■ **Task prompt**:
Lines containing the string "النفي" are to be counted; report the total by itself.

■ **Provided records**:
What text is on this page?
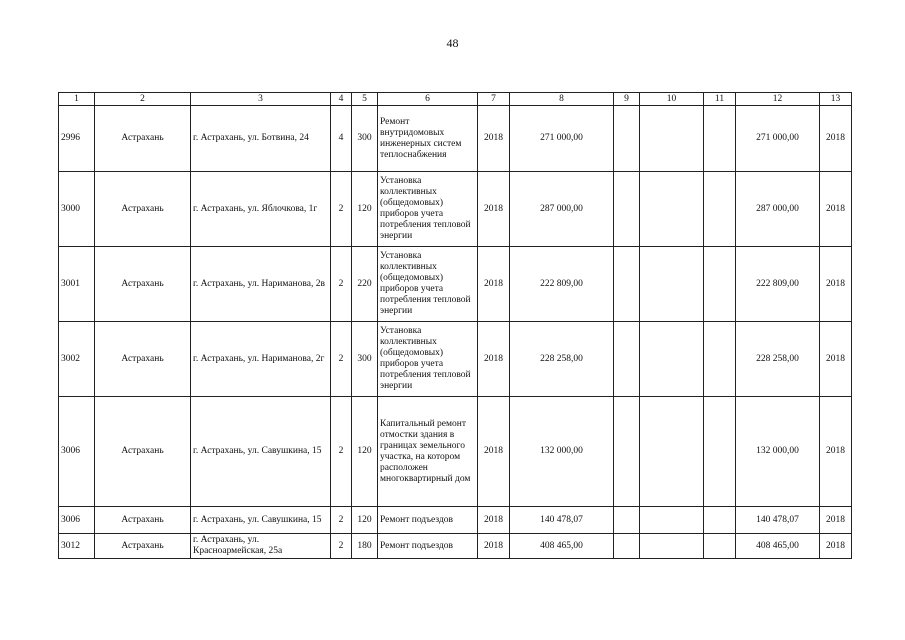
48
1	2	3	4	5	6	7	8	9	10	11	12	13
2996	Астрахань	г. Астрахань, ул. Ботвина, 24	4	300	Ремонт внутридомовых инженерных систем теплоснабжения	2018	271 000,00				271 000,00	2018
3000	Астрахань	г. Астрахань, ул. Яблочкова, 1г	2	120	Установка коллективных (общедомовых) приборов учета потребления тепловой энергии	2018	287 000,00				287 000,00	2018
3001	Астрахань	г. Астрахань, ул. Нариманова, 2в	2	220	Установка коллективных (общедомовых) приборов учета потребления тепловой энергии	2018	222 809,00				222 809,00	2018
3002	Астрахань	г. Астрахань, ул. Нариманова, 2г	2	300	Установка коллективных (общедомовых) приборов учета потребления тепловой энергии	2018	228 258,00				228 258,00	2018
3006	Астрахань	г. Астрахань, ул. Савушкина, 15	2	120	Капитальный ремонт отмостки здания в границах земельного участка, на котором расположен многоквартирный дом	2018	132 000,00				132 000,00	2018
3006	Астрахань	г. Астрахань, ул. Савушкина, 15	2	120	Ремонт подъездов	2018	140 478,07				140 478,07	2018
3012	Астрахань	г. Астрахань, ул. Красноармейская, 25а	2	180	Ремонт подъездов	2018	408 465,00				408 465,00	2018
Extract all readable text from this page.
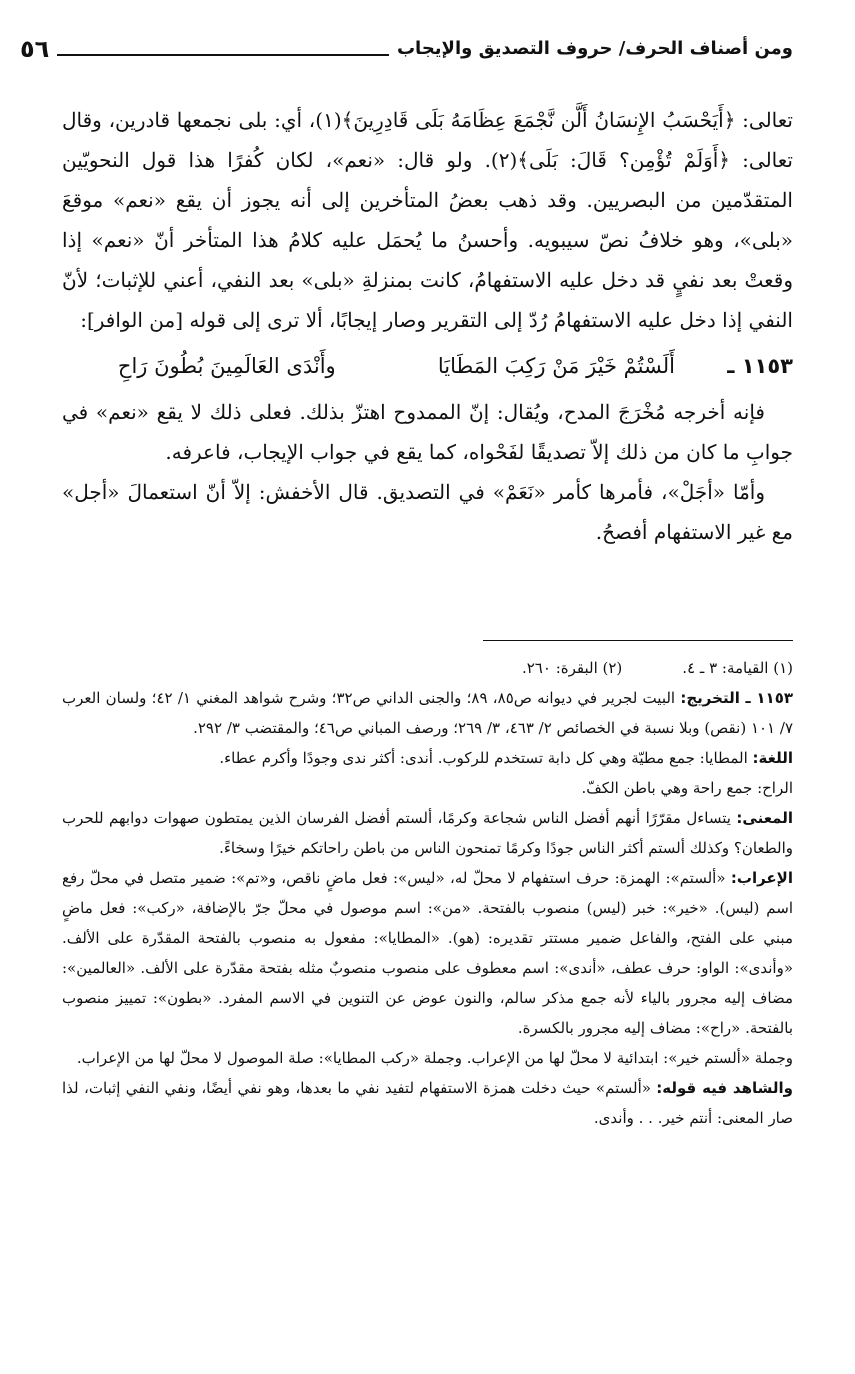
ومن أصناف الحرف/ حروف التصديق والإيجاب
٥٦

تعالى: ﴿أَيَحْسَبُ الإِنسَانُ أَلَّن نَّجْمَعَ عِظَامَهُ بَلَى قَادِرِينَ﴾(١)، أي: بلى نجمعها قادرين، وقال تعالى: ﴿أَوَلَمْ تُؤْمِن؟ قَالَ: بَلَى﴾(٢). ولو قال: «نعم»، لكان كُفرًا هذا قول النحويّين المتقدّمين من البصريين. وقد ذهب بعضُ المتأخرين إلى أنه يجوز أن يقع «نعم» موقعَ «بلى»، وهو خلافُ نصّ سيبويه. وأحسنُ ما يُحمَل عليه كلامُ هذا المتأخر أنّ «نعم» إذا وقعتْ بعد نفيٍ قد دخل عليه الاستفهامُ، كانت بمنزلةِ «بلى» بعد النفي، أعني للإثبات؛ لأنّ النفي إذا دخل عليه الاستفهامُ رُدّ إلى التقرير وصار إيجابًا، ألا ترى إلى قوله [من الوافر]:

١١٥٣ ـ
أَلَسْتُمْ خَيْرَ مَنْ رَكِبَ المَطَايَا
وأَنْدَى العَالَمِينَ بُطُونَ رَاحِ

فإنه أخرجه مُخْرَجَ المدح، ويُقال: إنّ الممدوح اهتزّ بذلك. فعلى ذلك لا يقع «نعم» في جوابِ ما كان من ذلك إلاّ تصديقًا لفَحْواه، كما يقع في جواب الإيجاب، فاعرفه.

وأمّا «أجَلْ»، فأمرها كأمر «نَعَمْ» في التصديق. قال الأخفش: إلاّ أنّ استعمالَ «أجل» مع غير الاستفهام أفصحُ.

(١) القيامة: ٣ ـ ٤.
(٢) البقرة: ٢٦٠.

١١٥٣ ـ التخريج: البيت لجرير في ديوانه ص٨٥، ٨٩؛ والجنى الداني ص٣٢؛ وشرح شواهد المغني ١/ ٤٢؛ ولسان العرب ٧/ ١٠١ (نقص) وبلا نسبة في الخصائص ٢/ ٤٦٣، ٣/ ٢٦٩؛ ورصف المباني ص٤٦؛ والمقتضب ٣/ ٢٩٢.

اللغة: المطايا: جمع مطيّة وهي كل دابة تستخدم للركوب. أندى: أكثر ندى وجودًا وأكرم عطاء.

الراح: جمع راحة وهي باطن الكفّ.

المعنى: يتساءل مقرّرًا أنهم أفضل الناس شجاعة وكرمًا، ألستم أفضل الفرسان الذين يمتطون صهوات دوابهم للحرب والطعان؟ وكذلك ألستم أكثر الناس جودًا وكرمًا تمنحون الناس من باطن راحاتكم خيرًا وسخاءً.

الإعراب: «ألستم»: الهمزة: حرف استفهام لا محلّ له، «ليس»: فعل ماضٍ ناقص، و«تم»: ضمير متصل في محلّ رفع اسم (ليس). «خير»: خبر (ليس) منصوب بالفتحة. «من»: اسم موصول في محلّ جرّ بالإضافة، «ركب»: فعل ماضٍ مبني على الفتح، والفاعل ضمير مستتر تقديره: (هو). «المطايا»: مفعول به منصوب بالفتحة المقدّرة على الألف. «وأندى»: الواو: حرف عطف، «أندى»: اسم معطوف على منصوب منصوبٌ مثله بفتحة مقدّرة على الألف. «العالمين»: مضاف إليه مجرور بالياء لأنه جمع مذكر سالم، والنون عوض عن التنوين في الاسم المفرد. «بطون»: تمييز منصوب بالفتحة. «راح»: مضاف إليه مجرور بالكسرة.

وجملة «ألستم خير»: ابتدائية لا محلّ لها من الإعراب. وجملة «ركب المطايا»: صلة الموصول لا محلّ لها من الإعراب.

والشاهد فيه قوله: «ألستم» حيث دخلت همزة الاستفهام لتفيد نفي ما بعدها، وهو نفي أيضًا، ونفي النفي إثبات، لذا صار المعنى: أنتم خير. . . وأندى.
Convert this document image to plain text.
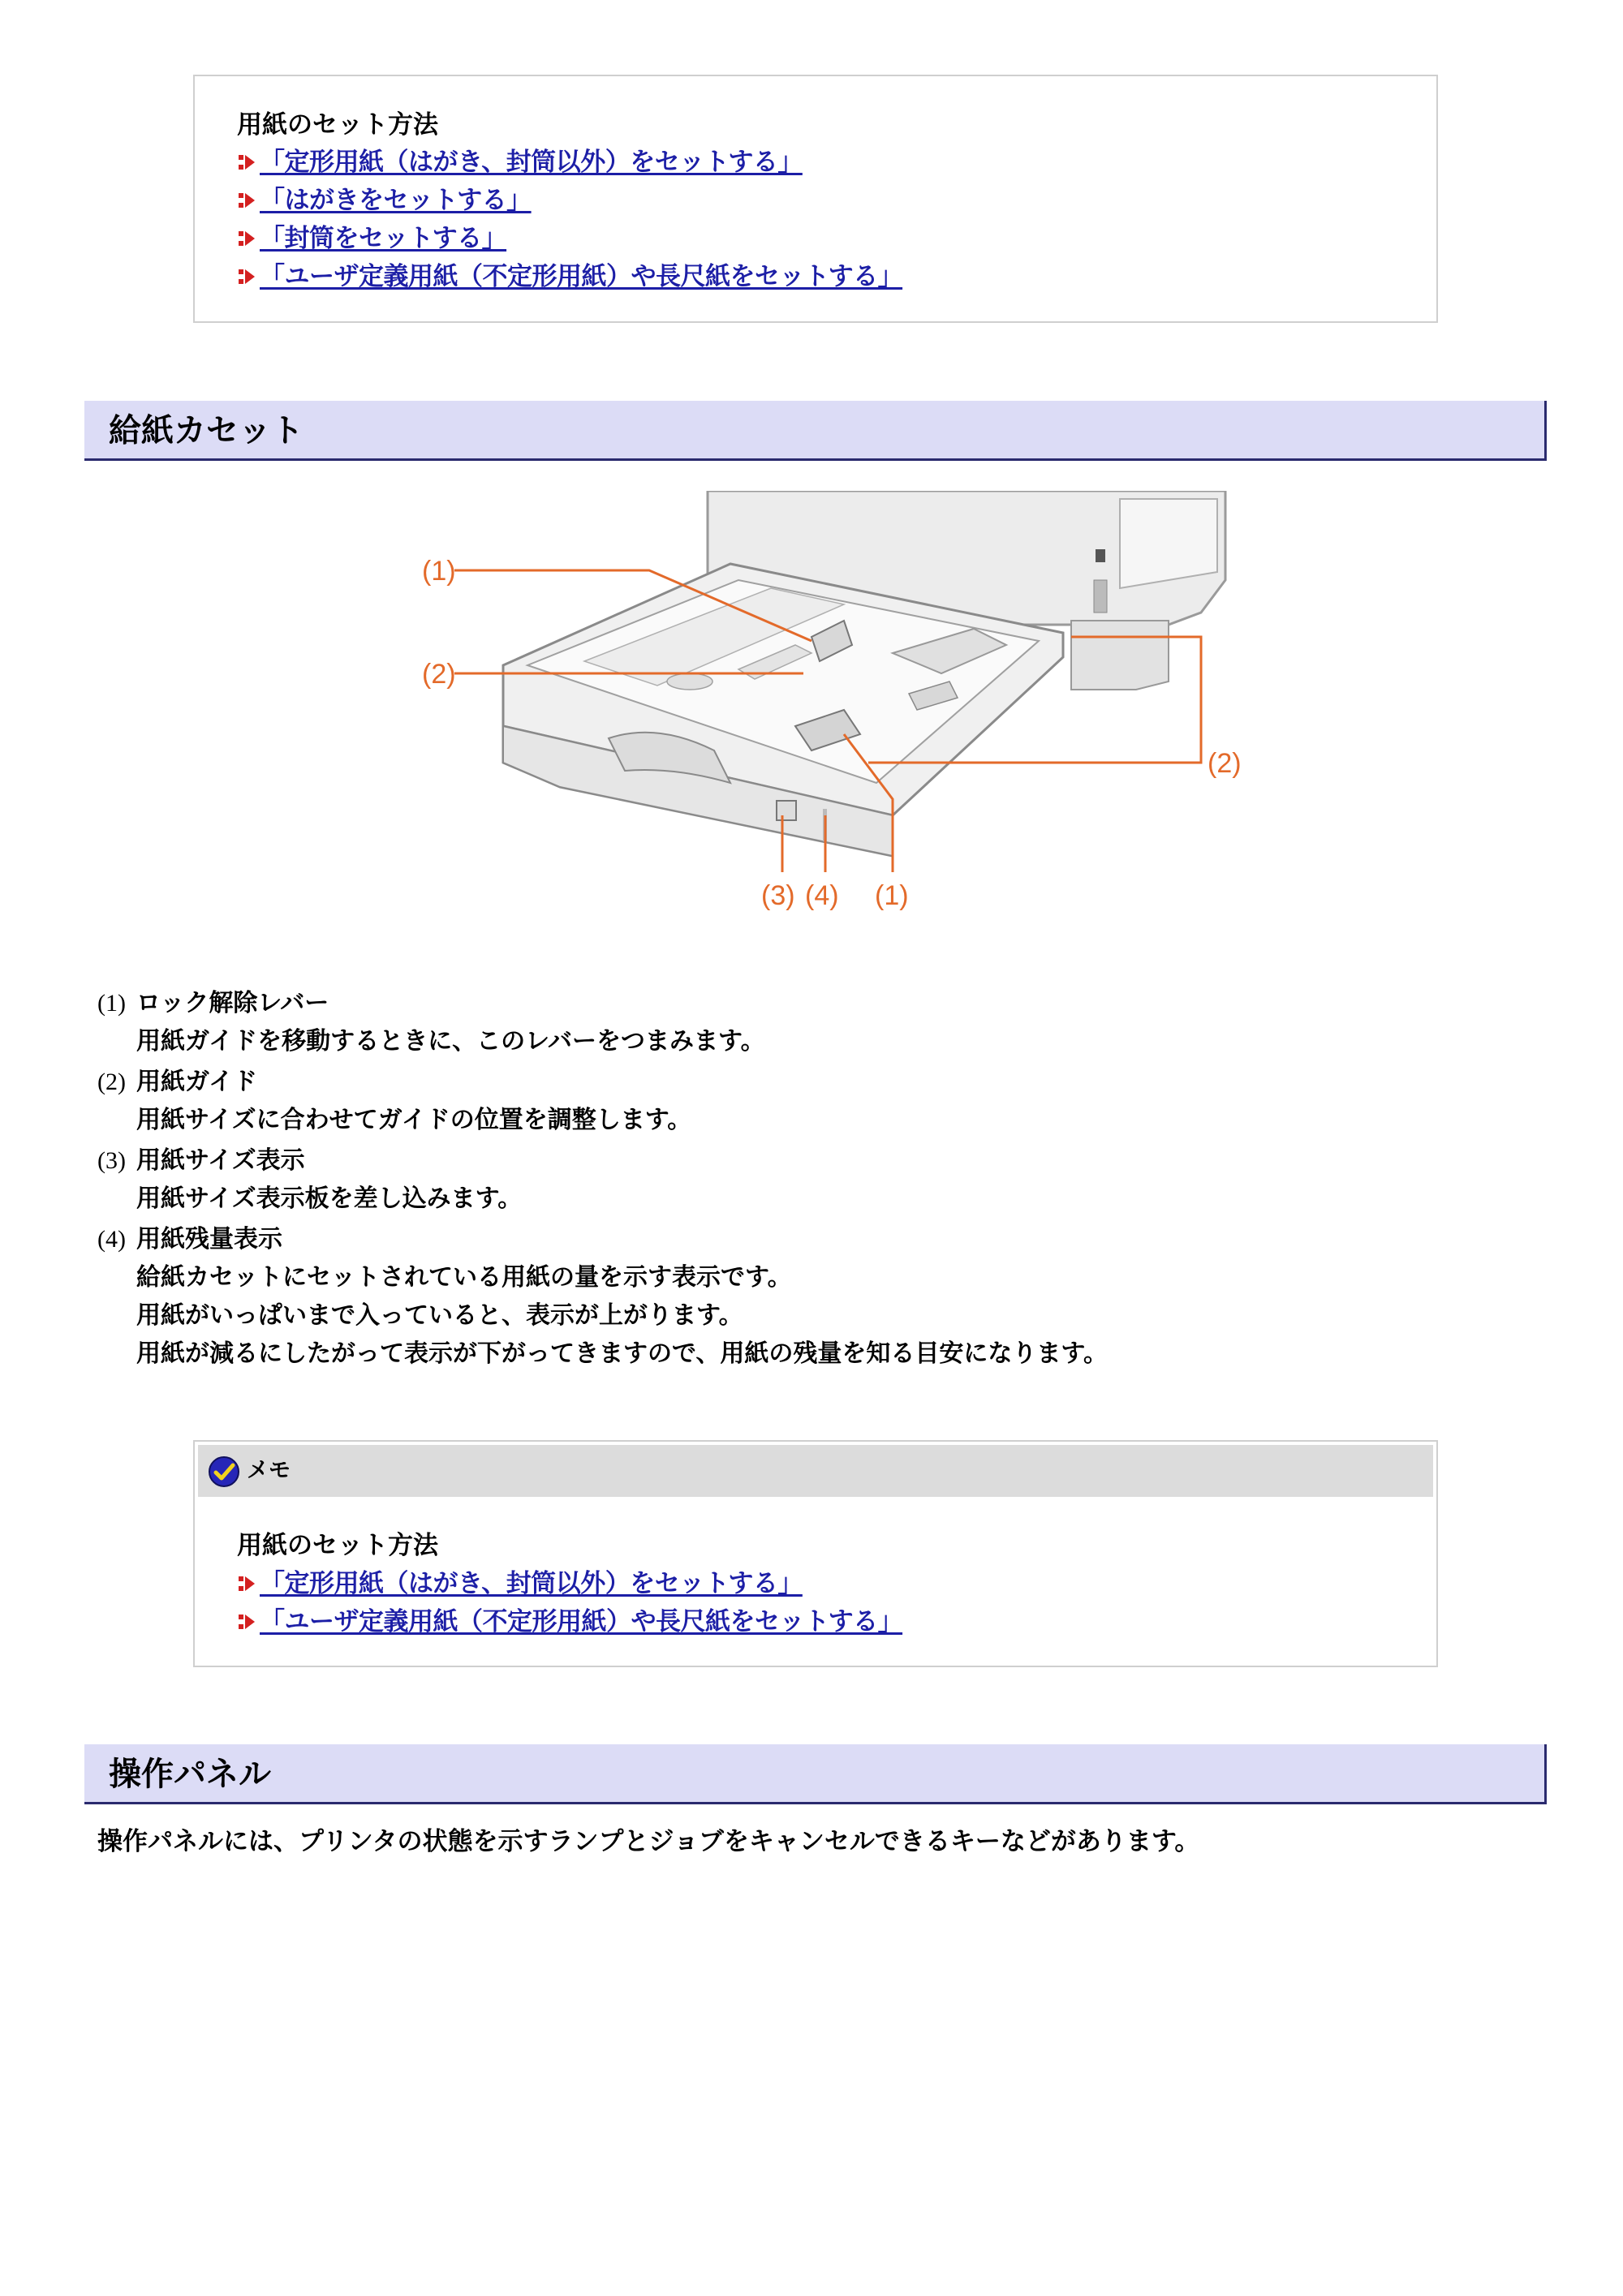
用紙のセット方法
「定形用紙（はがき、封筒以外）をセットする」
「はがきをセットする」
「封筒をセットする」
「ユーザ定義用紙（不定形用紙）や長尺紙をセットする」
給紙カセット
(1)
(2)
(2)
(3) (4) (1)
(1) ロック解除レバー
用紙ガイドを移動するときに、このレバーをつまみます。
(2) 用紙ガイド
用紙サイズに合わせてガイドの位置を調整します。
(3) 用紙サイズ表示
用紙サイズ表示板を差し込みます。
(4) 用紙残量表示
給紙カセットにセットされている用紙の量を示す表示です。
用紙がいっぱいまで入っていると、表示が上がります。
用紙が減るにしたがって表示が下がってきますので、用紙の残量を知る目安になります。
メモ
用紙のセット方法
「定形用紙（はがき、封筒以外）をセットする」
「ユーザ定義用紙（不定形用紙）や長尺紙をセットする」
操作パネル
操作パネルには、プリンタの状態を示すランプとジョブをキャンセルできるキーなどがあります。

■ **Answer to the problem**:
2